▶ _Set exercise_
Please find all lines in the data that hold the string "colors" and copy them.

▶ _Entries provided_

** Begin **

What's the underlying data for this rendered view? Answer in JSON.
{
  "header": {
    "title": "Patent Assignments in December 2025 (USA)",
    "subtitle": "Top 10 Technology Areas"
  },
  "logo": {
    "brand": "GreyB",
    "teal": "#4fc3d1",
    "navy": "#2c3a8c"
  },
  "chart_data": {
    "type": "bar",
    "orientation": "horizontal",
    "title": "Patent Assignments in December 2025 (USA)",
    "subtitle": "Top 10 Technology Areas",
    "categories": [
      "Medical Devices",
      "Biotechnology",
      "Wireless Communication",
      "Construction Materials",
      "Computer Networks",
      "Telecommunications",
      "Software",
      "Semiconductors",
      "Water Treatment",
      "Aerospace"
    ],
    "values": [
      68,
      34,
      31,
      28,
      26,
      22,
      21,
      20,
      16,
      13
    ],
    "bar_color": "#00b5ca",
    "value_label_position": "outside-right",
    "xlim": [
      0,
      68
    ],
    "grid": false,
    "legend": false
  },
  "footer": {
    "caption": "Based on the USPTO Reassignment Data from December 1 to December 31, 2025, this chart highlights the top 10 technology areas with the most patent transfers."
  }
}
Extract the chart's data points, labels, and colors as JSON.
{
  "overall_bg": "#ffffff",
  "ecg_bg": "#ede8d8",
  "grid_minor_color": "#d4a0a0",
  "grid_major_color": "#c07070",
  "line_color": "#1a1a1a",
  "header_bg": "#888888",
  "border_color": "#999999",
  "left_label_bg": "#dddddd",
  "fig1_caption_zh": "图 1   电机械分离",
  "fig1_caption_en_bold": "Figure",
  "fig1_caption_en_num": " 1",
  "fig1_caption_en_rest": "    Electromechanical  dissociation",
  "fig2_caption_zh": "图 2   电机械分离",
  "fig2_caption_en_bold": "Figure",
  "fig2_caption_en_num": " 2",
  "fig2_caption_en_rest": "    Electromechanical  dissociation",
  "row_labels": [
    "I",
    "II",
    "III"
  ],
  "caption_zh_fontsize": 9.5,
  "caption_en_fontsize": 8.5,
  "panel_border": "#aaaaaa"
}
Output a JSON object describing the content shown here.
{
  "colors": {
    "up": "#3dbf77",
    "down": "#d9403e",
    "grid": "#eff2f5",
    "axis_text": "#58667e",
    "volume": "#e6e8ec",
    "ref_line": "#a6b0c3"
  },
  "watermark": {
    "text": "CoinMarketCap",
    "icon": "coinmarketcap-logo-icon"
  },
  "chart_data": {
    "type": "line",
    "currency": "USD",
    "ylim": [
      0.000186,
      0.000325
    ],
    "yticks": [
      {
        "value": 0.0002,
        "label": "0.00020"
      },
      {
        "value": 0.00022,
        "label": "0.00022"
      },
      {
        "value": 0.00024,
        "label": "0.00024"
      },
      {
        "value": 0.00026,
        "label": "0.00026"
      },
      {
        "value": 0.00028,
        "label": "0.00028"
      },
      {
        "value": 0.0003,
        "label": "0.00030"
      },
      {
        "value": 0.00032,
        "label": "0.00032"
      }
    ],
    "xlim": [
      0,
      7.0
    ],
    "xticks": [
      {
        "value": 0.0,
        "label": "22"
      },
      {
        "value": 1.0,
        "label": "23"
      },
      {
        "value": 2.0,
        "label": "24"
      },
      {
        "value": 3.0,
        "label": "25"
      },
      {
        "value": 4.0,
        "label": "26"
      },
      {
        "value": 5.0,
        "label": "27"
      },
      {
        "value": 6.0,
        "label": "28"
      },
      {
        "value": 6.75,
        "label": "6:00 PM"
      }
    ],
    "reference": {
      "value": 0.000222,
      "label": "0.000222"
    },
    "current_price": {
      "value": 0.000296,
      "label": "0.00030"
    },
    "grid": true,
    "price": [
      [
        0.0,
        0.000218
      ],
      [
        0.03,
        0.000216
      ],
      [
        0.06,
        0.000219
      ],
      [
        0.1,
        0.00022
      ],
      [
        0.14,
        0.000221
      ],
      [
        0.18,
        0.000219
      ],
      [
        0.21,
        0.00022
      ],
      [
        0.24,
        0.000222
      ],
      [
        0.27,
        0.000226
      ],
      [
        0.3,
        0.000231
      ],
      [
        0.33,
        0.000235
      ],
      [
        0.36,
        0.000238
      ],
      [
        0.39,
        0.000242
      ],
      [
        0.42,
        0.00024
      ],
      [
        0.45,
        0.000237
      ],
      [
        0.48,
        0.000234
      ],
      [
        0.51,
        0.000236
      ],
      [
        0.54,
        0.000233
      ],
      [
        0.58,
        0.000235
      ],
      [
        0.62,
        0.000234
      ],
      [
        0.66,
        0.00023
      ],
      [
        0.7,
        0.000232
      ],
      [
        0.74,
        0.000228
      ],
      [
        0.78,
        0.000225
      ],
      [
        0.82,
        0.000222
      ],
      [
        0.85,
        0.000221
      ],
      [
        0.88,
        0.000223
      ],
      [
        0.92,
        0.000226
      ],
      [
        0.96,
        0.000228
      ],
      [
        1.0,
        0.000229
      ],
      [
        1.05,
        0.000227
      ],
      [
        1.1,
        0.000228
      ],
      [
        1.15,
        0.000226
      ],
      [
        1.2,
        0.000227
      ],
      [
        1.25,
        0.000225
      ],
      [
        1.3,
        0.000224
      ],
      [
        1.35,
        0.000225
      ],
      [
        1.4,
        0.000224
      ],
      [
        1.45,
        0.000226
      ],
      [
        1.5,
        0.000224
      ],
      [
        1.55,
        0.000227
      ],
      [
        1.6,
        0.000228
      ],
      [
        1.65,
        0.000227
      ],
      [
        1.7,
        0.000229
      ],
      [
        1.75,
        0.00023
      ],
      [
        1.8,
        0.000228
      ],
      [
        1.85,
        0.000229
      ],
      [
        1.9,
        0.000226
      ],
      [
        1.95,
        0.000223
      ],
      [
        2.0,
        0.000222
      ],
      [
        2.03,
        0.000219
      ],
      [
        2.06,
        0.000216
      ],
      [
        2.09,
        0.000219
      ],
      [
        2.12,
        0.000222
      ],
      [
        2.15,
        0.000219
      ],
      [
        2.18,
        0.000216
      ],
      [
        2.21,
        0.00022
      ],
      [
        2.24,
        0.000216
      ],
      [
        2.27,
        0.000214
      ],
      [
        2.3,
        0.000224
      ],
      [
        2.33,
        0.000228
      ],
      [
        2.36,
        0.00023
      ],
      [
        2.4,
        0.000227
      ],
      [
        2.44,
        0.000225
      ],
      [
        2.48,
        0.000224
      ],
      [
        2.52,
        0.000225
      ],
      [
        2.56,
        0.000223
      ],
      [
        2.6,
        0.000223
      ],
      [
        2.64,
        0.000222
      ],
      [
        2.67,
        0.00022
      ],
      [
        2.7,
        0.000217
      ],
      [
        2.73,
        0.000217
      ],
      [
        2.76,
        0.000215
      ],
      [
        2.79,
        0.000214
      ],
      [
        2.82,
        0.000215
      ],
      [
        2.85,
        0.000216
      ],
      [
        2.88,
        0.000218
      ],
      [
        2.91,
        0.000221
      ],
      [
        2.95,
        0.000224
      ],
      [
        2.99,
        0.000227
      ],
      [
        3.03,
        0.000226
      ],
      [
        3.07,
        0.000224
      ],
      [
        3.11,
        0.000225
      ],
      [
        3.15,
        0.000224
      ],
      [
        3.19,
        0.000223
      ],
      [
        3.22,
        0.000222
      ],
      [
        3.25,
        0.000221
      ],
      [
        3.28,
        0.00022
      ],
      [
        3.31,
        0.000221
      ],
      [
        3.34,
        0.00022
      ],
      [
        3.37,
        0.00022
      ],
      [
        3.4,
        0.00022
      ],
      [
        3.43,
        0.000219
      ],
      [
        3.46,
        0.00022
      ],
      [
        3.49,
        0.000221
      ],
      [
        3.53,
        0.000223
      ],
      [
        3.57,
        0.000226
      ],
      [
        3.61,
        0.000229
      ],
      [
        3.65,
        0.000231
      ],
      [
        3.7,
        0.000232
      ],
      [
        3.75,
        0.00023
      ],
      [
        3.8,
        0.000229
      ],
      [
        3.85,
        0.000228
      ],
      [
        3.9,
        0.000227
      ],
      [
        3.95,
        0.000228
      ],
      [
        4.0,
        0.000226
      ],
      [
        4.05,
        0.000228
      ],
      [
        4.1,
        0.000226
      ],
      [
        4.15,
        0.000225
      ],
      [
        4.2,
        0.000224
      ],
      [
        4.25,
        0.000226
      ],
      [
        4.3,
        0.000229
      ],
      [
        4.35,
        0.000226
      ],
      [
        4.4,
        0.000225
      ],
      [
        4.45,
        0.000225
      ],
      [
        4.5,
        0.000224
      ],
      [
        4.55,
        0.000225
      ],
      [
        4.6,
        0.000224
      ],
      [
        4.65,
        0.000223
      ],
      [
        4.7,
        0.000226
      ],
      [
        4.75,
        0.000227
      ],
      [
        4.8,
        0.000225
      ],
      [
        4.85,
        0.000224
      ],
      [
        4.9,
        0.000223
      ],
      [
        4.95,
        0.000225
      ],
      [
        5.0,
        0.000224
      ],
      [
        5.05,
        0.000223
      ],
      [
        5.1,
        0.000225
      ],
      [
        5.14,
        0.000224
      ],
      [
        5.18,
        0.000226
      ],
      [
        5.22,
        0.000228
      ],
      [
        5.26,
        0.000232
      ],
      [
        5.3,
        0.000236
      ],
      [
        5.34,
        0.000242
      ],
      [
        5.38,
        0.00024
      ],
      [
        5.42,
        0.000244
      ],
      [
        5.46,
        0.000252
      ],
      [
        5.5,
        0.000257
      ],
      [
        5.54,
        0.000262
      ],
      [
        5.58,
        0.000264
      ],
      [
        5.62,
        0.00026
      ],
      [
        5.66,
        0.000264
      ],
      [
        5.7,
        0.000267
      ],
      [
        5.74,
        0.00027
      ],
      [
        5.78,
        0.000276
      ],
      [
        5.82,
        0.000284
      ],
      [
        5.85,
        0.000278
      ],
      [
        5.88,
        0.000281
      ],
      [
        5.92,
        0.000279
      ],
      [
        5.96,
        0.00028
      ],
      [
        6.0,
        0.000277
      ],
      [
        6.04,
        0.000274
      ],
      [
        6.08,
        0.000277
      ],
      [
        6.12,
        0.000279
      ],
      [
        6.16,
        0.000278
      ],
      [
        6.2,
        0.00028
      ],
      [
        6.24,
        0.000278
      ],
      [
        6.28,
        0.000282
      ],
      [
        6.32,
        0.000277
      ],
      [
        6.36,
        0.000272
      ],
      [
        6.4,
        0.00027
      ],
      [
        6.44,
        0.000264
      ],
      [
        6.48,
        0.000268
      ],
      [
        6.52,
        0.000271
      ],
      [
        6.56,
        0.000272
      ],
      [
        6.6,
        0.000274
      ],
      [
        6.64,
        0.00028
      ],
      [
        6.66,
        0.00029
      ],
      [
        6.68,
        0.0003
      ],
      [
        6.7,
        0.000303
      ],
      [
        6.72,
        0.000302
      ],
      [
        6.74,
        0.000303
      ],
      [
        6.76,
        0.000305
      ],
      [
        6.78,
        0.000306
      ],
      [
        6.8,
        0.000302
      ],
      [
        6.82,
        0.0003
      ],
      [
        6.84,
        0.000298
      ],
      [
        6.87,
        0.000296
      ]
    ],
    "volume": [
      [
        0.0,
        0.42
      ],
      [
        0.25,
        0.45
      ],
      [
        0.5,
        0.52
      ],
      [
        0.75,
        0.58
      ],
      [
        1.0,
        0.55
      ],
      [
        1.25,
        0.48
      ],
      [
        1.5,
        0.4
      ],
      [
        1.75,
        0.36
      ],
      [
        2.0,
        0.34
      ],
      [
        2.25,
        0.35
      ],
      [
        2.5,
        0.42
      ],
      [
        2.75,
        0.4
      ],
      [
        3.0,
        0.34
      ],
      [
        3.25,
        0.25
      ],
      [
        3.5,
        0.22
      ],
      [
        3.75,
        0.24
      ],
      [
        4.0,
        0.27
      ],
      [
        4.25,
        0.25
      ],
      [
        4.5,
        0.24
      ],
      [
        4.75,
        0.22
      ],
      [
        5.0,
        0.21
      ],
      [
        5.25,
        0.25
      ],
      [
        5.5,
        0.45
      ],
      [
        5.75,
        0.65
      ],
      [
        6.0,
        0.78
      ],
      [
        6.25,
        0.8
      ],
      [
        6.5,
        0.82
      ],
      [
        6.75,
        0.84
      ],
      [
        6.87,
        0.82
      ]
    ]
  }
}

** End **

▶ _Complete response_
Extract the chart's data points, labels, and colors as JSON.
  "colors": {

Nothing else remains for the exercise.